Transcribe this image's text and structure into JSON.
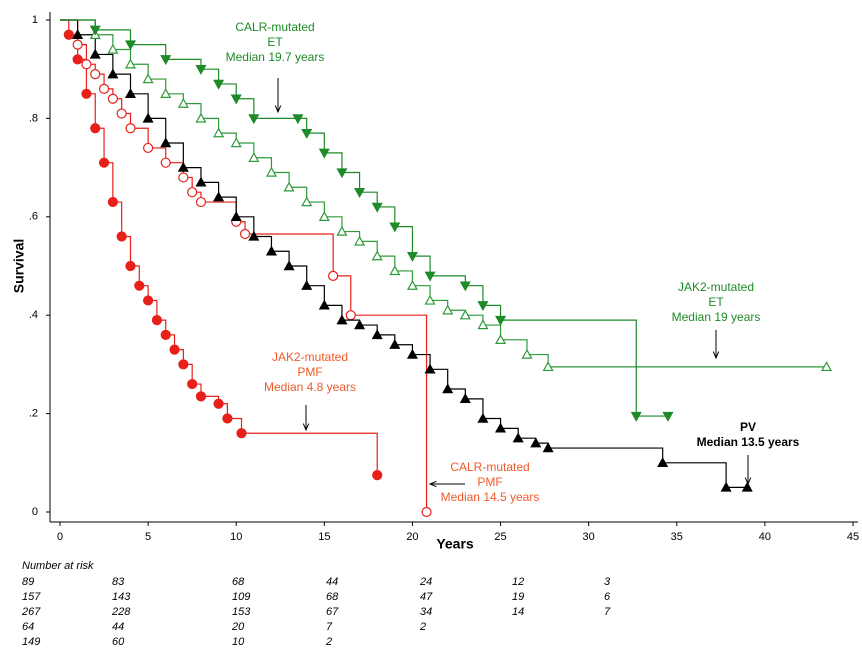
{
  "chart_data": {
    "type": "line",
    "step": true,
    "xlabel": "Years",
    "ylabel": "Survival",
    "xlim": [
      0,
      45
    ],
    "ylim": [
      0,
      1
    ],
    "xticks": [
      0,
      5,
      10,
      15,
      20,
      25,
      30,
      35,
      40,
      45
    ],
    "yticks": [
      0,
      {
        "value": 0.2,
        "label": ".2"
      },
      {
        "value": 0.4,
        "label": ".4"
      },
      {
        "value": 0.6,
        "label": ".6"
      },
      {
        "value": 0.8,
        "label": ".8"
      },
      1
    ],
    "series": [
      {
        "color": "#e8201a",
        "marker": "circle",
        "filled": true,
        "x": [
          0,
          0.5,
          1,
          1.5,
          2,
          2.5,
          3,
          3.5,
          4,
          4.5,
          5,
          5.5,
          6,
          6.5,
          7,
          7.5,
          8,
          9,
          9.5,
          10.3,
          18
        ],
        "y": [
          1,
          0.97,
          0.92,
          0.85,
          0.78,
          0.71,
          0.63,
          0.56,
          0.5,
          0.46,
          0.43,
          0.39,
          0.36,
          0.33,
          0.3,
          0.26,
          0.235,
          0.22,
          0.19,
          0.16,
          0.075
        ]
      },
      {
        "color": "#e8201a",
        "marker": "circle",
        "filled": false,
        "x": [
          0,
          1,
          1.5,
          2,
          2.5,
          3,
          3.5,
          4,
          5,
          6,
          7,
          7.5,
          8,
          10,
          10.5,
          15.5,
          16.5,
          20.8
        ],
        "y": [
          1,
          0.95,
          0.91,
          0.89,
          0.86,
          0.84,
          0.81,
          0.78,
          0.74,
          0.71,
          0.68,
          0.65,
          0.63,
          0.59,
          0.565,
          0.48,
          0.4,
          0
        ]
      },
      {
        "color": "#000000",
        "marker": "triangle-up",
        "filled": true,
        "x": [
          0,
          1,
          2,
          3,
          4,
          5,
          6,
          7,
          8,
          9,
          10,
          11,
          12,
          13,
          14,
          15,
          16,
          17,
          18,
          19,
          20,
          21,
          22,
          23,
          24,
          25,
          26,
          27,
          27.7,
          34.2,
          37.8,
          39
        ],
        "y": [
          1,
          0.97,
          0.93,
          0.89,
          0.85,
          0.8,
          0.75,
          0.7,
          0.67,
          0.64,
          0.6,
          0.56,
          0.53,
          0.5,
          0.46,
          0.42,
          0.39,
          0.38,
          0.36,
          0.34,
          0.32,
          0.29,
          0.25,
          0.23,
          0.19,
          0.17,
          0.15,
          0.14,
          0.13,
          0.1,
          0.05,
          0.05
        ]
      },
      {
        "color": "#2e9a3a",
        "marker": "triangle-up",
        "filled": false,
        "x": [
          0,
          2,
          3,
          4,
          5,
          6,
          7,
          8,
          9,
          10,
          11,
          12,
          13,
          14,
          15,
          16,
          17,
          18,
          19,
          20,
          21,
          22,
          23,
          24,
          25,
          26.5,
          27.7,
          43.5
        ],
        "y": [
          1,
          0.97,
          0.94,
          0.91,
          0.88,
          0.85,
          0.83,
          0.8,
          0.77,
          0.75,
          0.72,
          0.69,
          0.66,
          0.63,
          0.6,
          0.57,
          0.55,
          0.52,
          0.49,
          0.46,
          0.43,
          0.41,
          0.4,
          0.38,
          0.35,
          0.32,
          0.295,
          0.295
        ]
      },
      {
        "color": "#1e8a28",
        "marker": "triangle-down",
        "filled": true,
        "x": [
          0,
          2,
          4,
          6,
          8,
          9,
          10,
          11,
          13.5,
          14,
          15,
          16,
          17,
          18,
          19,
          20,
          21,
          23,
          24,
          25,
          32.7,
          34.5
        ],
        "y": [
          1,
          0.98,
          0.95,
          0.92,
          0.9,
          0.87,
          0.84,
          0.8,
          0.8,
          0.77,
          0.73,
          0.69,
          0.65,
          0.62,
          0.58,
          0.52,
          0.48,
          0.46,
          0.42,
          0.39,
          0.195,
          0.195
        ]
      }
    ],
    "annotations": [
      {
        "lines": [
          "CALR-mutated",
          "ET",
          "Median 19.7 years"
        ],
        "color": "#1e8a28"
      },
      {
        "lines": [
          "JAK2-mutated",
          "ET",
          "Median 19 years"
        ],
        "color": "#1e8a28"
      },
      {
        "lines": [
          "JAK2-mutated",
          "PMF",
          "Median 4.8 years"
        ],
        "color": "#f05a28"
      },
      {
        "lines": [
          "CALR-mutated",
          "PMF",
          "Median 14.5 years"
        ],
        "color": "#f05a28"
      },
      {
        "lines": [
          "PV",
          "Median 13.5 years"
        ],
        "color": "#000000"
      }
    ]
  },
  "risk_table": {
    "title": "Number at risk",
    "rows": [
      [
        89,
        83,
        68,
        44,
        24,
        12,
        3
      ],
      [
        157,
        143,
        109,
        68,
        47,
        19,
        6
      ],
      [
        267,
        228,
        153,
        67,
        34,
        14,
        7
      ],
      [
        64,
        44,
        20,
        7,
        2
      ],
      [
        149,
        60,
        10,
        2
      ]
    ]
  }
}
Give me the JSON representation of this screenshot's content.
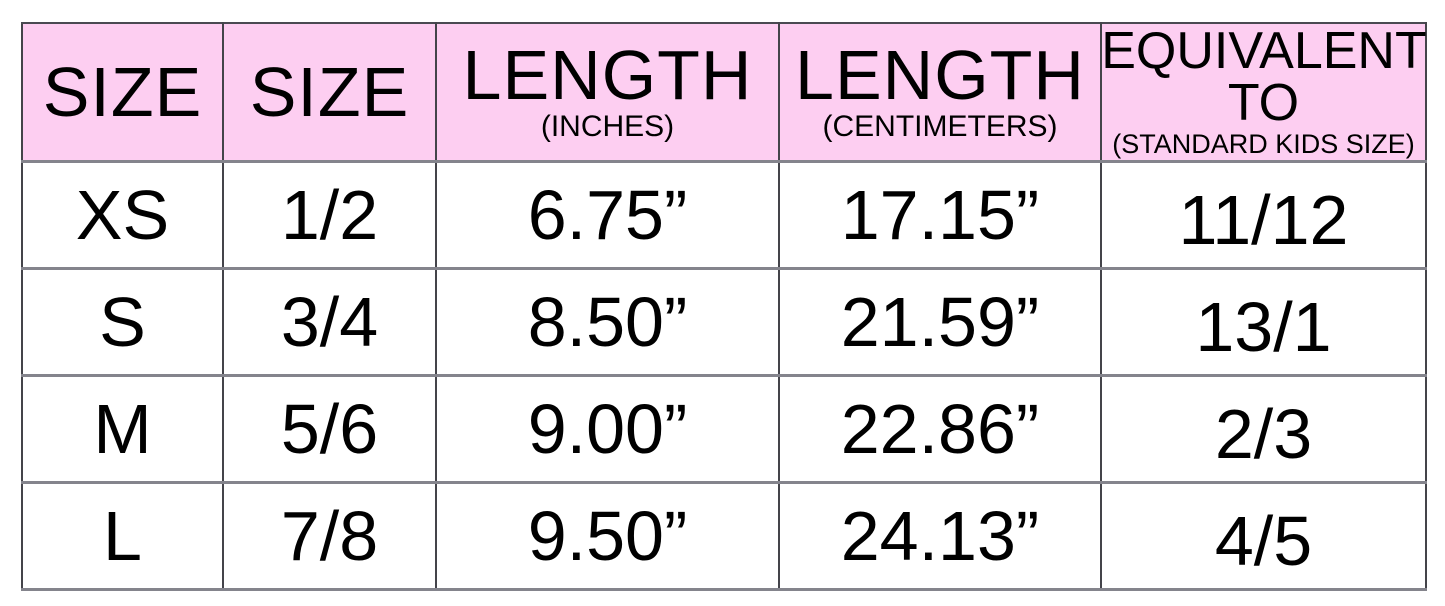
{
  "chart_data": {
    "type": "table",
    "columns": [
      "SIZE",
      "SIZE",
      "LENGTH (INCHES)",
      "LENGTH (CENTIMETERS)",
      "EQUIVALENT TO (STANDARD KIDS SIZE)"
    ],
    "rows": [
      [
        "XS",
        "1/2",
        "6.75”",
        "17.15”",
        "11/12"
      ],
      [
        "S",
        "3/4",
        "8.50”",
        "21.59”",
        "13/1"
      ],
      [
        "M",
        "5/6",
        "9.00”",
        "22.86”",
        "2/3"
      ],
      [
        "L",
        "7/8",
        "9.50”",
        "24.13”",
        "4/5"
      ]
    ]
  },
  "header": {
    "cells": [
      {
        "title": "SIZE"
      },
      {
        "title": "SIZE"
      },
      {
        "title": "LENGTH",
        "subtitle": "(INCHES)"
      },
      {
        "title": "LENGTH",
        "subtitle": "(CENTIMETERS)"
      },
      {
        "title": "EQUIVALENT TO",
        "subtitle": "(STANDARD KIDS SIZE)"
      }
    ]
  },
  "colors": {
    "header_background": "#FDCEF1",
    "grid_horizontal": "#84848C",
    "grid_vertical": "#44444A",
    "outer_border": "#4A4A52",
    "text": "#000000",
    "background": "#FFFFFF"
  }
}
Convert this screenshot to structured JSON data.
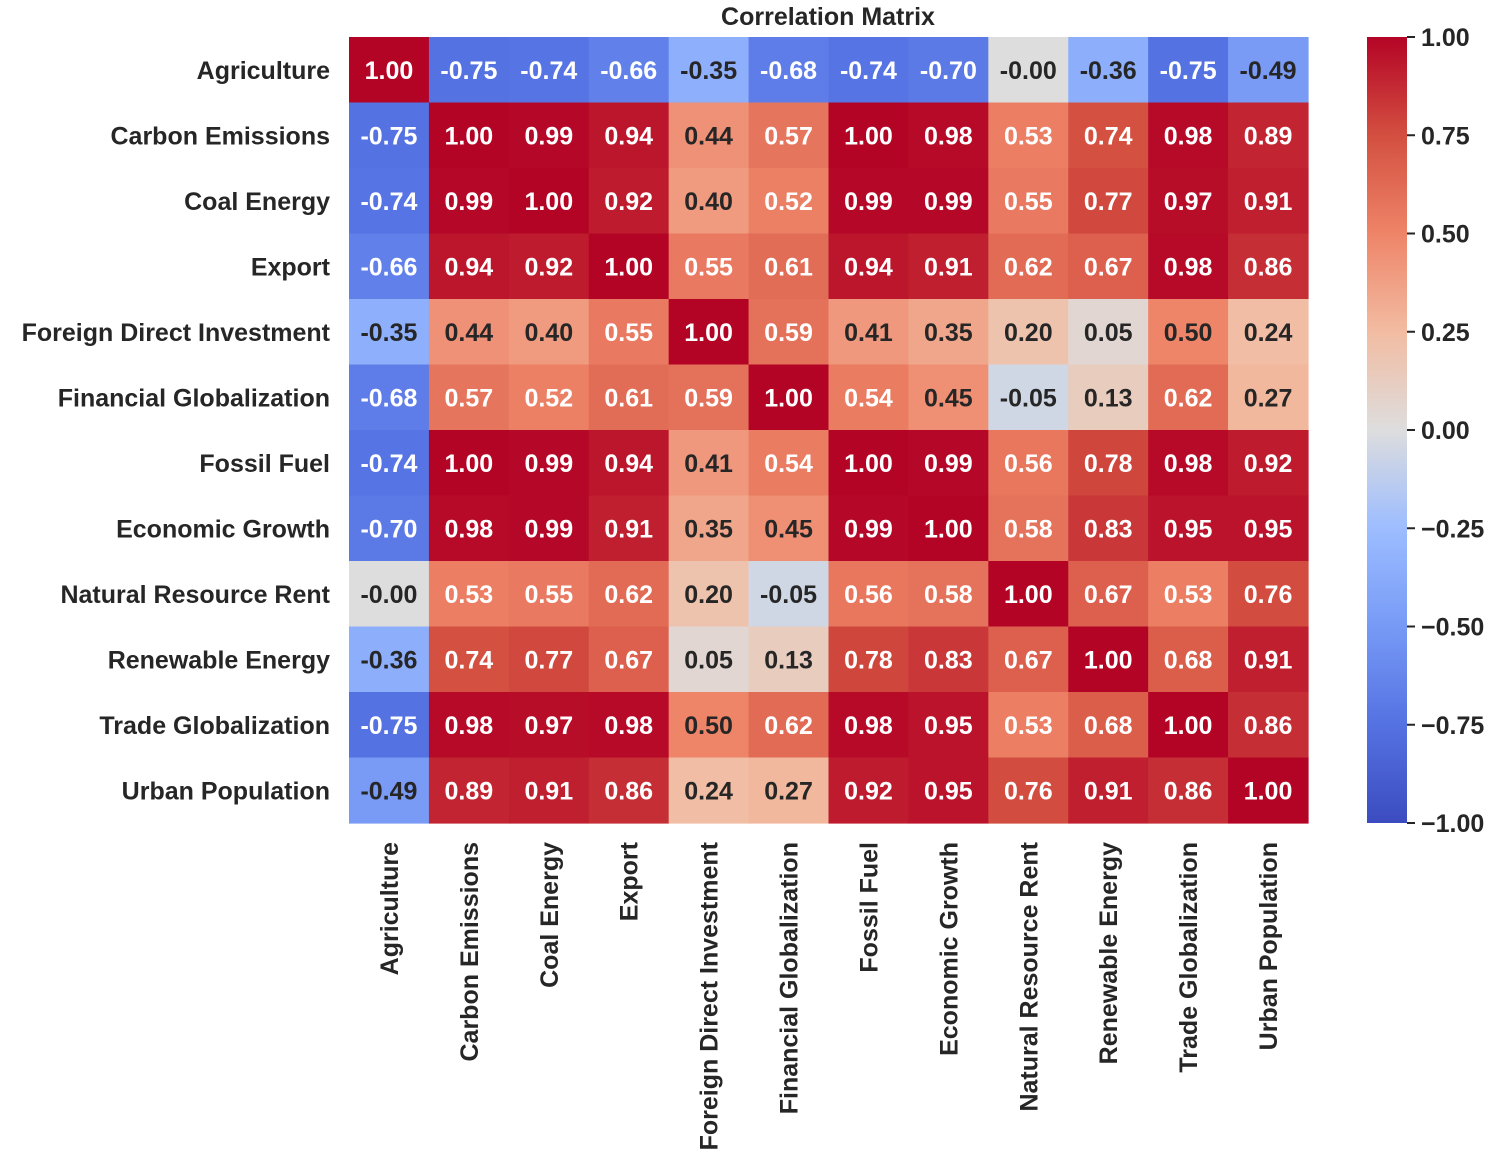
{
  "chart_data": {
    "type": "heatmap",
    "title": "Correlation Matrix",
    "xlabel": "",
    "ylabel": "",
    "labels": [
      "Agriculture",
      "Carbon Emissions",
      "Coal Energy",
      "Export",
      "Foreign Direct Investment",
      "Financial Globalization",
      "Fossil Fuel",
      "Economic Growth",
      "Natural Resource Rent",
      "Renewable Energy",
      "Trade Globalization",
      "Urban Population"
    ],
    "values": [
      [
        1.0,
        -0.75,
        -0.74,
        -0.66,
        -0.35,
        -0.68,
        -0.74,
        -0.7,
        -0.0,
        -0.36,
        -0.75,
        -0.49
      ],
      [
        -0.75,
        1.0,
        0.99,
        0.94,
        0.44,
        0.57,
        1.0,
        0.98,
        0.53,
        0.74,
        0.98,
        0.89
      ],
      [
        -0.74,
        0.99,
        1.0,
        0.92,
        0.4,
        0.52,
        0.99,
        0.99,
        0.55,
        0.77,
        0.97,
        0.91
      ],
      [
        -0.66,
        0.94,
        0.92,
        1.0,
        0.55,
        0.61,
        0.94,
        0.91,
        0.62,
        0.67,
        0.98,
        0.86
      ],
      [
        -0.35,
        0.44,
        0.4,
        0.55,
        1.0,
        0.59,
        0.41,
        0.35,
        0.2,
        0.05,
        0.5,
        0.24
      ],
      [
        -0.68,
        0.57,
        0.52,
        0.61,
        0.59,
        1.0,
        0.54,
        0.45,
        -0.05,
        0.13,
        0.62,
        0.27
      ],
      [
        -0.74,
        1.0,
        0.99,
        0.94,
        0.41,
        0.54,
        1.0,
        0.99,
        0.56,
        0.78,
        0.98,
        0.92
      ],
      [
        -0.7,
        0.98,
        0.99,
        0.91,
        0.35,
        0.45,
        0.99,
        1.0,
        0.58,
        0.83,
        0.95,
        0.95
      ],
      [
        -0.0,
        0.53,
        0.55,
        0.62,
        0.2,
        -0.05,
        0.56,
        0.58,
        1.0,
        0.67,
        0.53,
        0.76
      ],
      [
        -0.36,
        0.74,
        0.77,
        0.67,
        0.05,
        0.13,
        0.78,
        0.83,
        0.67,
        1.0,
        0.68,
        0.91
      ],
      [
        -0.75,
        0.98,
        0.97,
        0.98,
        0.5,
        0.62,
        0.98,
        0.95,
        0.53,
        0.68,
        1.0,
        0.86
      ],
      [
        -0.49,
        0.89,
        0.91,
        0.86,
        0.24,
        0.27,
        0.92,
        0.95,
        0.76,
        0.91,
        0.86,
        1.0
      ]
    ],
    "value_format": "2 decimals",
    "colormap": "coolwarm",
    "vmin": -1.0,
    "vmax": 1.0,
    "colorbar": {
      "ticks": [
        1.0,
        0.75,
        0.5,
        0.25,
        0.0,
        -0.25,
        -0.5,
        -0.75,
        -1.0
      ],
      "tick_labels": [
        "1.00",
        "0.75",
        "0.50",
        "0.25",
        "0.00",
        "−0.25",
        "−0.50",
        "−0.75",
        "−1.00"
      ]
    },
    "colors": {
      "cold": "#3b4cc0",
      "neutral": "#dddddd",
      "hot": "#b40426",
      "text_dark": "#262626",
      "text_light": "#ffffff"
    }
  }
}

○ ○ ○ ○

From the entries above, list each line with "subtitle" in it.

        "subtitle": "(INCHES)"
        "subtitle": "(CENTIMETERS)"
        "subtitle": "(STANDARD KIDS SIZE)"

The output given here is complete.